Objective:
Print the listing as it stands, omitting all images.

──────── Input material

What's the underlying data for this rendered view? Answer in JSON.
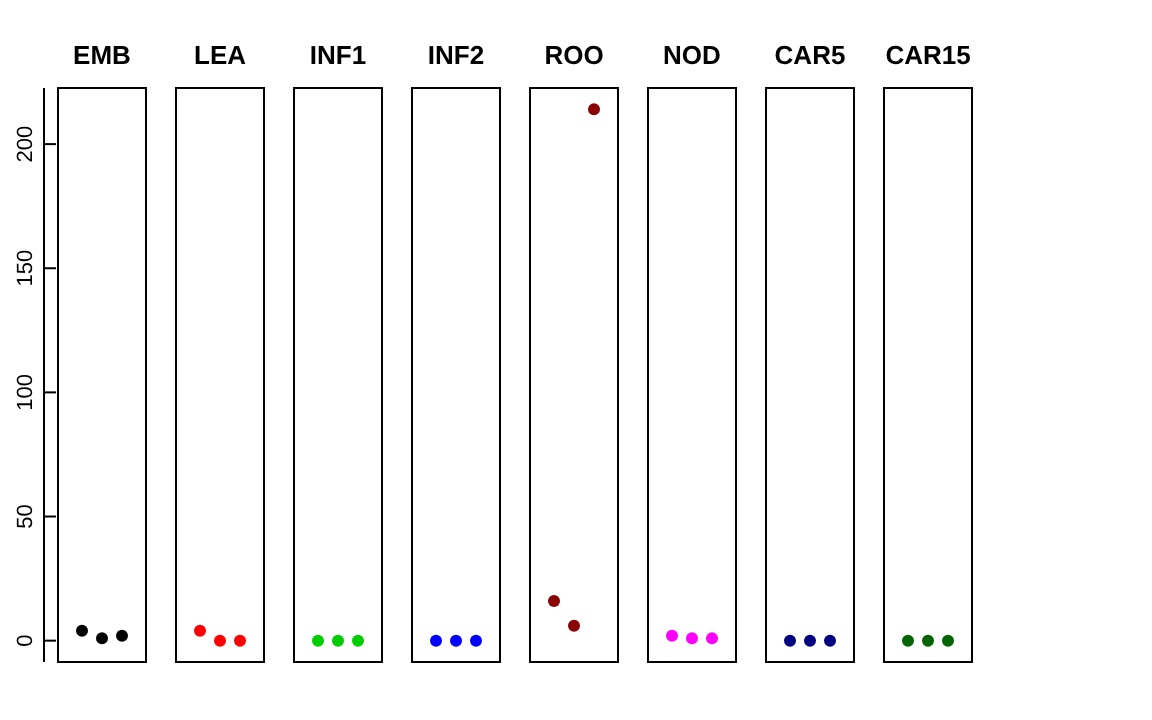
{
  "chart_data": {
    "type": "scatter",
    "categories": [
      "EMB",
      "LEA",
      "INF1",
      "INF2",
      "ROO",
      "NOD",
      "CAR5",
      "CAR15"
    ],
    "series": [
      {
        "colors": [
          "#000000",
          "#ff0000",
          "#00cd00",
          "#0000ff",
          "#8b0000",
          "#ff00ff",
          "#000080",
          "#006400"
        ],
        "values": [
          4,
          4,
          0,
          0,
          16,
          2,
          0,
          0
        ]
      },
      {
        "colors": [
          "#000000",
          "#ff0000",
          "#00cd00",
          "#0000ff",
          "#8b0000",
          "#ff00ff",
          "#000080",
          "#006400"
        ],
        "values": [
          1,
          0,
          0,
          0,
          6,
          1,
          0,
          0
        ]
      },
      {
        "colors": [
          "#000000",
          "#ff0000",
          "#00cd00",
          "#0000ff",
          "#8b0000",
          "#ff00ff",
          "#000080",
          "#006400"
        ],
        "values": [
          2,
          0,
          0,
          0,
          214,
          1,
          0,
          0
        ]
      }
    ],
    "ylim": [
      -8.6,
      222.6
    ],
    "yticks": [
      0,
      50,
      100,
      150,
      200
    ],
    "marker": "circle",
    "grid": false
  }
}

────────────────

Exercise result:
What's the underlying data for this rendered view? Answer in JSON.
{
  "chart_data": {
    "type": "scatter",
    "categories": [
      "EMB",
      "LEA",
      "INF1",
      "INF2",
      "ROO",
      "NOD",
      "CAR5",
      "CAR15"
    ],
    "series": [
      {
        "colors": [
          "#000000",
          "#ff0000",
          "#00cd00",
          "#0000ff",
          "#8b0000",
          "#ff00ff",
          "#000080",
          "#006400"
        ],
        "values": [
          4,
          4,
          0,
          0,
          16,
          2,
          0,
          0
        ]
      },
      {
        "colors": [
          "#000000",
          "#ff0000",
          "#00cd00",
          "#0000ff",
          "#8b0000",
          "#ff00ff",
          "#000080",
          "#006400"
        ],
        "values": [
          1,
          0,
          0,
          0,
          6,
          1,
          0,
          0
        ]
      },
      {
        "colors": [
          "#000000",
          "#ff0000",
          "#00cd00",
          "#0000ff",
          "#8b0000",
          "#ff00ff",
          "#000080",
          "#006400"
        ],
        "values": [
          2,
          0,
          0,
          0,
          214,
          1,
          0,
          0
        ]
      }
    ],
    "ylim": [
      -8.6,
      222.6
    ],
    "yticks": [
      0,
      50,
      100,
      150,
      200
    ],
    "marker": "circle",
    "grid": false
  }
}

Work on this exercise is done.